Dataset items
┏━━
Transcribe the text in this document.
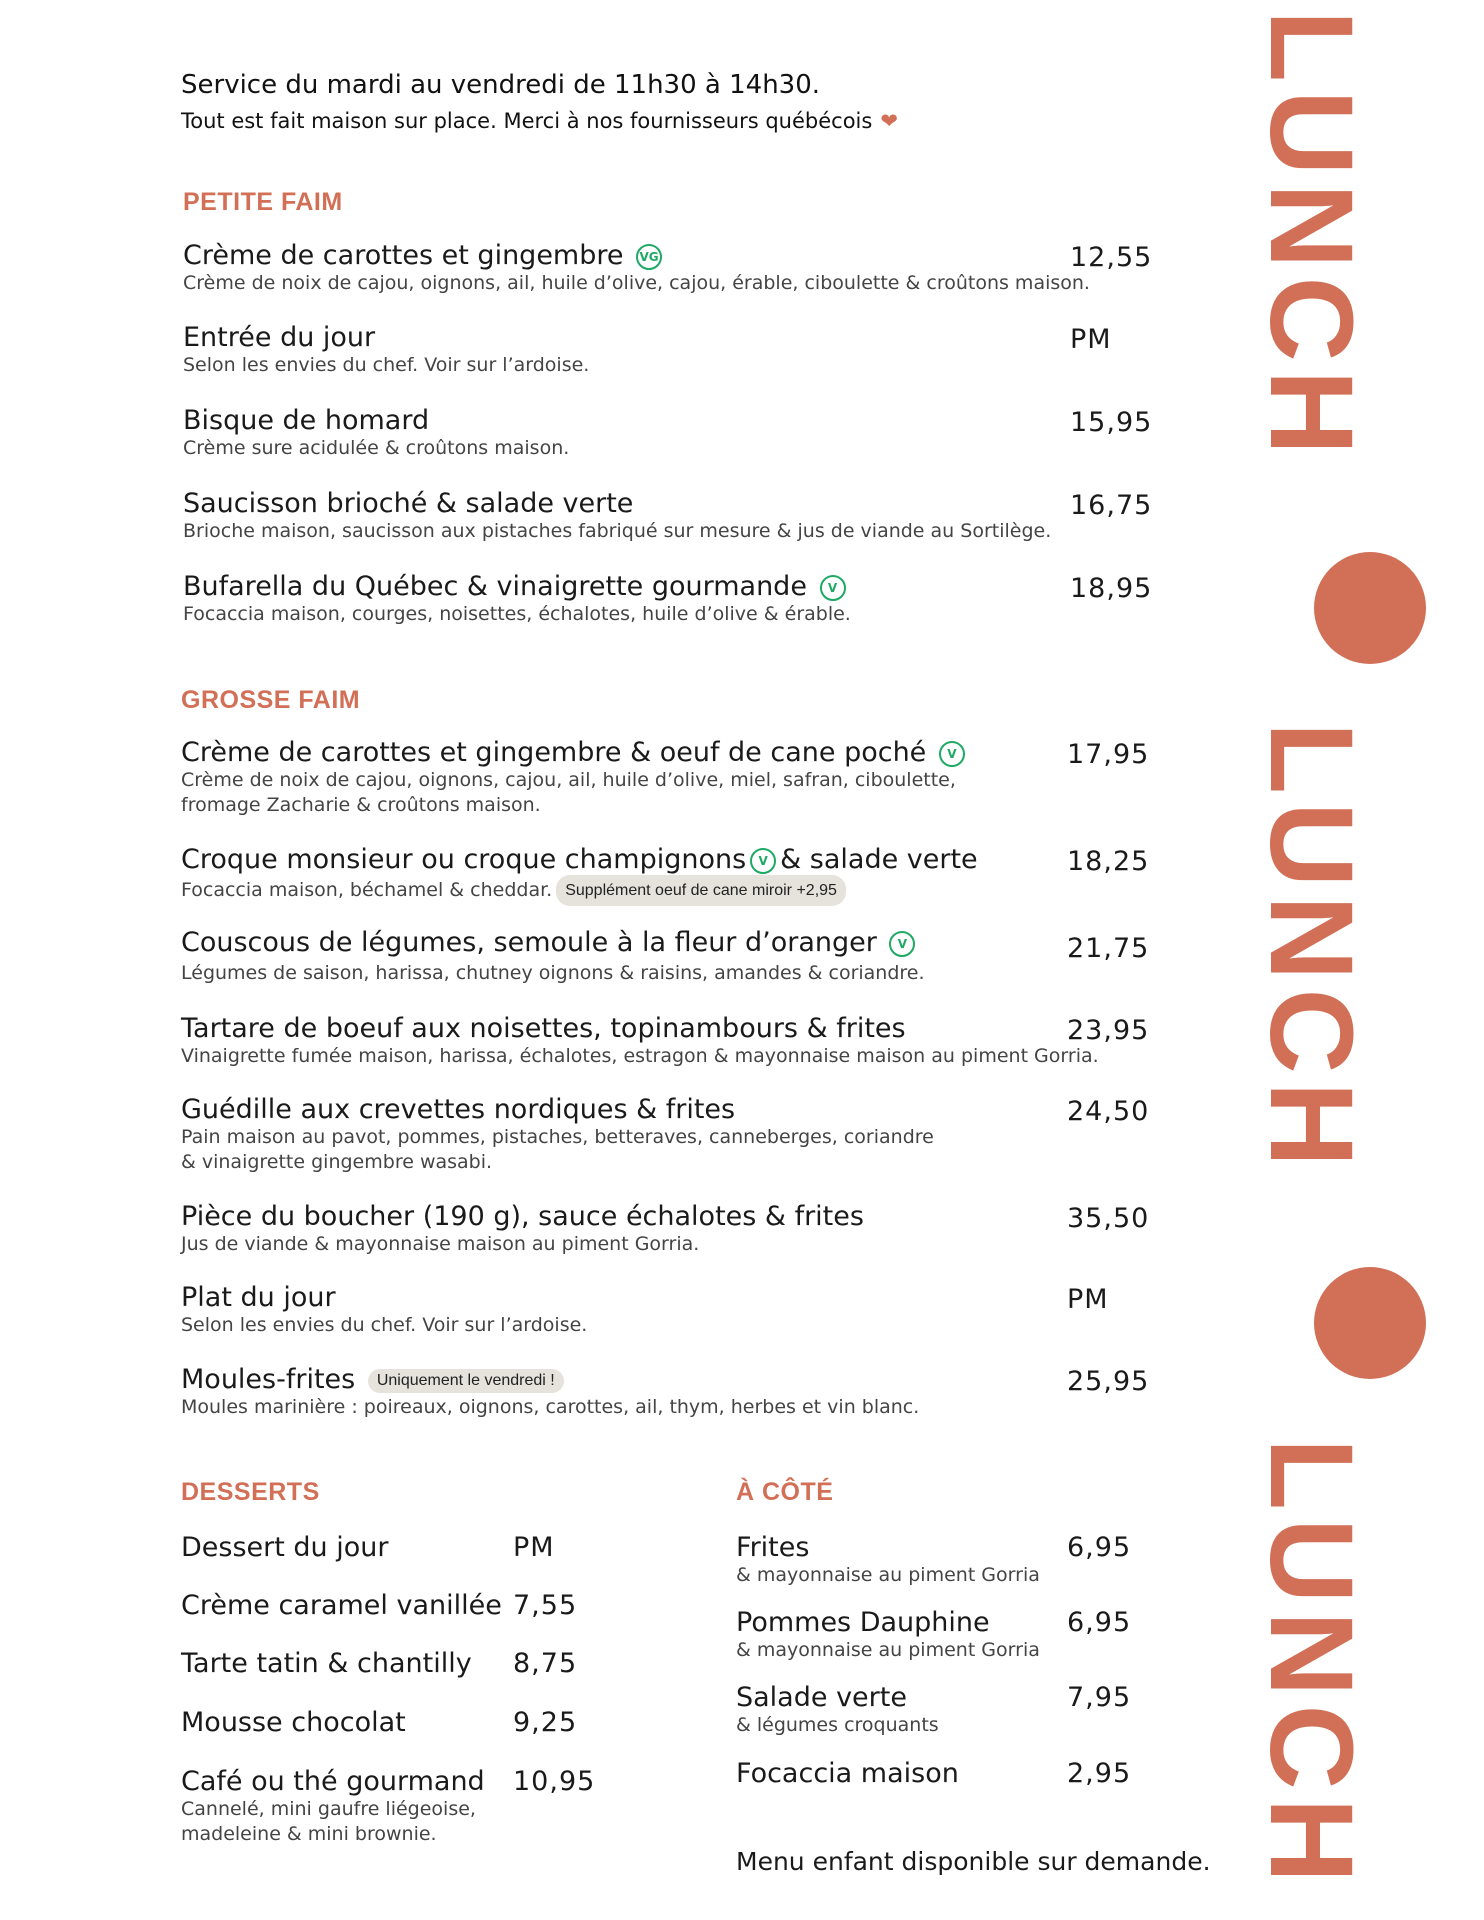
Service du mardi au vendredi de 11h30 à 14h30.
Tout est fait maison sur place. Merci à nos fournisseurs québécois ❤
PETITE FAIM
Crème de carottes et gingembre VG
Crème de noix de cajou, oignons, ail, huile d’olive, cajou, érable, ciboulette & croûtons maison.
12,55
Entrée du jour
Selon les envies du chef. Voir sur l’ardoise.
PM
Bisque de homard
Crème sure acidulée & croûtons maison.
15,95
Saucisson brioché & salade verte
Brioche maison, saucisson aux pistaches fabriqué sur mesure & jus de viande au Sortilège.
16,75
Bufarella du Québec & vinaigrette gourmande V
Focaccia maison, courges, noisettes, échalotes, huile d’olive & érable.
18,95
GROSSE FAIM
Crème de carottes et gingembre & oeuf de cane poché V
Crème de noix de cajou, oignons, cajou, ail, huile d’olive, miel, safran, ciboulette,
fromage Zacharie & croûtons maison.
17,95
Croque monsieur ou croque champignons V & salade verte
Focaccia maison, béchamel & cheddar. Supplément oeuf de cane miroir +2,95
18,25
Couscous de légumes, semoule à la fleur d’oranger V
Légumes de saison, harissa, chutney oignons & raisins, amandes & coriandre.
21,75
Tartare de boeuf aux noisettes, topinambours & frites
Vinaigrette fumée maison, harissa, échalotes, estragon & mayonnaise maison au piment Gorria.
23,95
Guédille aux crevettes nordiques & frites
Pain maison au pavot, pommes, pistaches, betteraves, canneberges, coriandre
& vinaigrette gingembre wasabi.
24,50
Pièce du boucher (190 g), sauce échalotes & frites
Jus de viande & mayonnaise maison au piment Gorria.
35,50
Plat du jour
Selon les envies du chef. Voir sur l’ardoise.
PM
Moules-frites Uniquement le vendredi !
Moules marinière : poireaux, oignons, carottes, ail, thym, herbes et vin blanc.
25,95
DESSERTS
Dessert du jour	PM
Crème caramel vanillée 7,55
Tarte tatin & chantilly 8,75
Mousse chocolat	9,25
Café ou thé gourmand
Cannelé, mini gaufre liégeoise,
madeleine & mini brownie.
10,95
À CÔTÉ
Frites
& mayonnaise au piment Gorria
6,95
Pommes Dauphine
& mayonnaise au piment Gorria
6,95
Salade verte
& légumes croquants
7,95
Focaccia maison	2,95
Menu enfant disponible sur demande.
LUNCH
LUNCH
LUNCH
┗━━
┏━━
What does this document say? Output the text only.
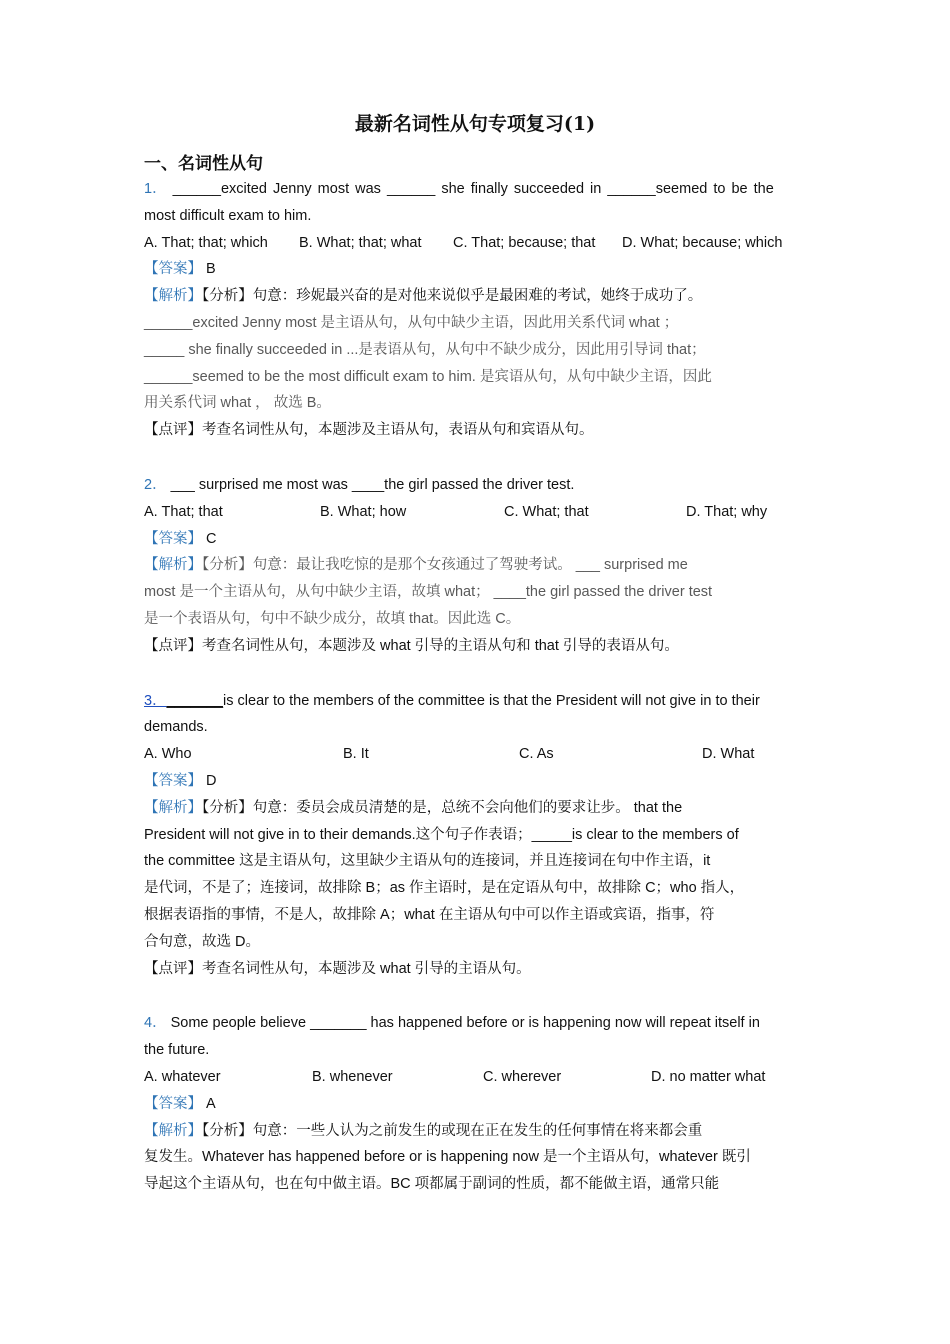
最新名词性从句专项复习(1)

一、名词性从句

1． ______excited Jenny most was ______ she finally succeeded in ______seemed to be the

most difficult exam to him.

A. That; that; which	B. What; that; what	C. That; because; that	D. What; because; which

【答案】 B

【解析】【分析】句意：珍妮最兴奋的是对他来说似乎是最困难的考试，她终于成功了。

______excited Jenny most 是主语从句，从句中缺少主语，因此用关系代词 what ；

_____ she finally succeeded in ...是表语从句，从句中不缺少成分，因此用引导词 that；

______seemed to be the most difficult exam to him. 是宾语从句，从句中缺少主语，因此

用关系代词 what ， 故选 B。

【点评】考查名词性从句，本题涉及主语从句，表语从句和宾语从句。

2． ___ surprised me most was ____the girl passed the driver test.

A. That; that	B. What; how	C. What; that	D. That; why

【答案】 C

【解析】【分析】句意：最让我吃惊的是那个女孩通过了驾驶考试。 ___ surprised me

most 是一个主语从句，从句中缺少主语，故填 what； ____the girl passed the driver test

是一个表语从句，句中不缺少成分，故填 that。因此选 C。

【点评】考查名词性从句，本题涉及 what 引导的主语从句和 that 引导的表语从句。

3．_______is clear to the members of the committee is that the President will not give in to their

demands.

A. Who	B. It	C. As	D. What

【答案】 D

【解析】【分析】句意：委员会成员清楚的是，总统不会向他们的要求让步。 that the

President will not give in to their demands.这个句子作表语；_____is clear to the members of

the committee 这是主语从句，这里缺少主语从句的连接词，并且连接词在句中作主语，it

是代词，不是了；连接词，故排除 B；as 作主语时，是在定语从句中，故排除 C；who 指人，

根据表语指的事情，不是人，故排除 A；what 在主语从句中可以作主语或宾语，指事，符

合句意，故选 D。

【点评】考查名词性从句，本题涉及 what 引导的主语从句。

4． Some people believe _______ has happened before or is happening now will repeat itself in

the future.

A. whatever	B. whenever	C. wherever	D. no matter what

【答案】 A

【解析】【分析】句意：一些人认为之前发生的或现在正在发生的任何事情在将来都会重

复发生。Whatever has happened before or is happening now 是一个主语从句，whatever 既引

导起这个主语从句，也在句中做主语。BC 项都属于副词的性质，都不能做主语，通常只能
┗━━
**REQUIREMENTS**
Among the records above, find each line holding the string "give" and pull it out.

**CORRECT RESPONSE**
3．_______is clear to the members of the committee is that the President will not give in to their
President will not give in to their demands.这个句子作表语；_____is clear to the members of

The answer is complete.